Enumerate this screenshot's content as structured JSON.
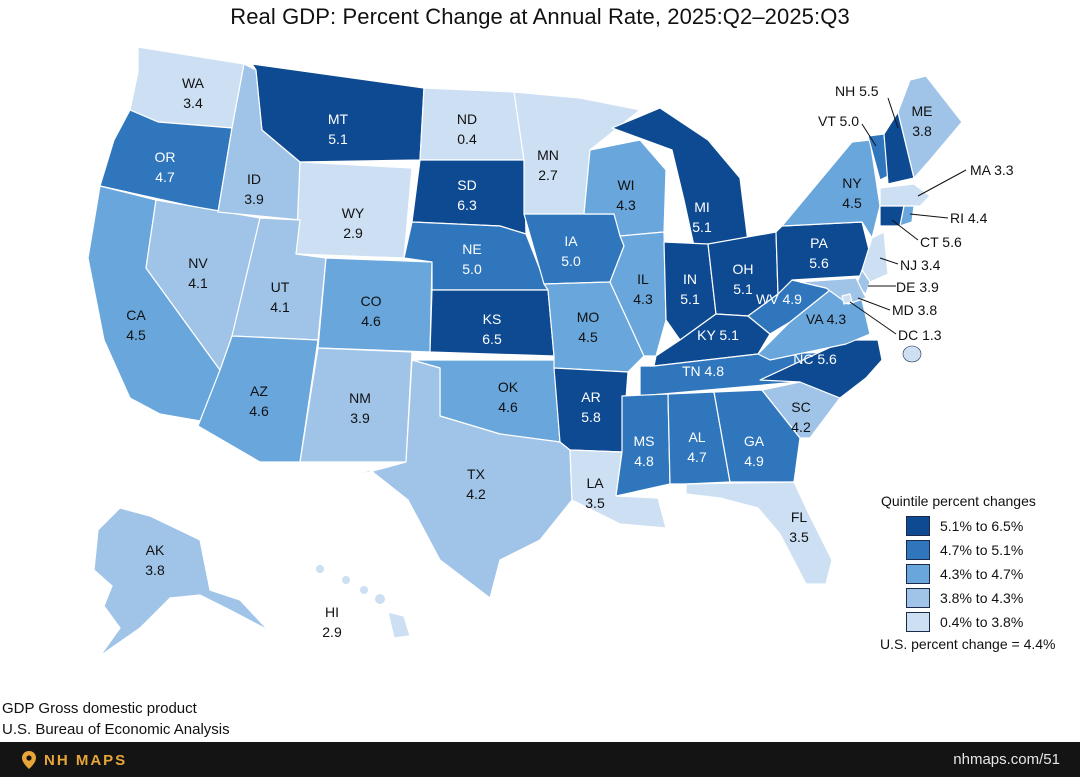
{
  "title": "Real GDP: Percent Change at Annual Rate, 2025:Q2–2025:Q3",
  "colors": {
    "q1": "#0d4a91",
    "q2": "#2f76bd",
    "q3": "#68a6dc",
    "q4": "#a0c4e8",
    "q5": "#cddff2",
    "outline": "#ffffff",
    "label_dark": "#ffffff",
    "label_light": "#111111"
  },
  "legend": {
    "title": "Quintile percent changes",
    "items": [
      {
        "label": "5.1% to 6.5%",
        "color": "#0d4a91"
      },
      {
        "label": "4.7% to 5.1%",
        "color": "#2f76bd"
      },
      {
        "label": "4.3% to 4.7%",
        "color": "#68a6dc"
      },
      {
        "label": "3.8% to 4.3%",
        "color": "#a0c4e8"
      },
      {
        "label": "0.4% to 3.8%",
        "color": "#cddff2"
      }
    ],
    "us_change": "U.S. percent change = 4.4%"
  },
  "states": [
    {
      "abbr": "WA",
      "value": "3.4"
    },
    {
      "abbr": "OR",
      "value": "4.7"
    },
    {
      "abbr": "CA",
      "value": "4.5"
    },
    {
      "abbr": "NV",
      "value": "4.1"
    },
    {
      "abbr": "ID",
      "value": "3.9"
    },
    {
      "abbr": "MT",
      "value": "5.1"
    },
    {
      "abbr": "WY",
      "value": "2.9"
    },
    {
      "abbr": "UT",
      "value": "4.1"
    },
    {
      "abbr": "AZ",
      "value": "4.6"
    },
    {
      "abbr": "CO",
      "value": "4.6"
    },
    {
      "abbr": "NM",
      "value": "3.9"
    },
    {
      "abbr": "ND",
      "value": "0.4"
    },
    {
      "abbr": "SD",
      "value": "6.3"
    },
    {
      "abbr": "NE",
      "value": "5.0"
    },
    {
      "abbr": "KS",
      "value": "6.5"
    },
    {
      "abbr": "OK",
      "value": "4.6"
    },
    {
      "abbr": "TX",
      "value": "4.2"
    },
    {
      "abbr": "MN",
      "value": "2.7"
    },
    {
      "abbr": "IA",
      "value": "5.0"
    },
    {
      "abbr": "MO",
      "value": "4.5"
    },
    {
      "abbr": "AR",
      "value": "5.8"
    },
    {
      "abbr": "LA",
      "value": "3.5"
    },
    {
      "abbr": "WI",
      "value": "4.3"
    },
    {
      "abbr": "IL",
      "value": "4.3"
    },
    {
      "abbr": "MI",
      "value": "5.1"
    },
    {
      "abbr": "IN",
      "value": "5.1"
    },
    {
      "abbr": "OH",
      "value": "5.1"
    },
    {
      "abbr": "KY",
      "value": "5.1"
    },
    {
      "abbr": "TN",
      "value": "4.8"
    },
    {
      "abbr": "MS",
      "value": "4.8"
    },
    {
      "abbr": "AL",
      "value": "4.7"
    },
    {
      "abbr": "GA",
      "value": "4.9"
    },
    {
      "abbr": "FL",
      "value": "3.5"
    },
    {
      "abbr": "SC",
      "value": "4.2"
    },
    {
      "abbr": "NC",
      "value": "5.6"
    },
    {
      "abbr": "VA",
      "value": "4.3"
    },
    {
      "abbr": "WV",
      "value": "4.9"
    },
    {
      "abbr": "PA",
      "value": "5.6"
    },
    {
      "abbr": "NY",
      "value": "4.5"
    },
    {
      "abbr": "VT",
      "value": "5.0"
    },
    {
      "abbr": "NH",
      "value": "5.5"
    },
    {
      "abbr": "ME",
      "value": "3.8"
    },
    {
      "abbr": "MA",
      "value": "3.3"
    },
    {
      "abbr": "RI",
      "value": "4.4"
    },
    {
      "abbr": "CT",
      "value": "5.6"
    },
    {
      "abbr": "NJ",
      "value": "3.4"
    },
    {
      "abbr": "DE",
      "value": "3.9"
    },
    {
      "abbr": "MD",
      "value": "3.8"
    },
    {
      "abbr": "DC",
      "value": "1.3"
    },
    {
      "abbr": "AK",
      "value": "3.8"
    },
    {
      "abbr": "HI",
      "value": "2.9"
    }
  ],
  "footnotes": {
    "line1": "GDP Gross domestic product",
    "line2": "U.S. Bureau of Economic Analysis"
  },
  "footer": {
    "brand": "NH MAPS",
    "url": "nhmaps.com/51"
  }
}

+ + +

▸ Task instructions: Copy whichever lines in the listing above contain the word "title".

▸ Complete answer:
  "title": "Real GDP: Percent Change at Annual Rate, 2025:Q2–2025:Q3",
    "title": "Quintile percent changes",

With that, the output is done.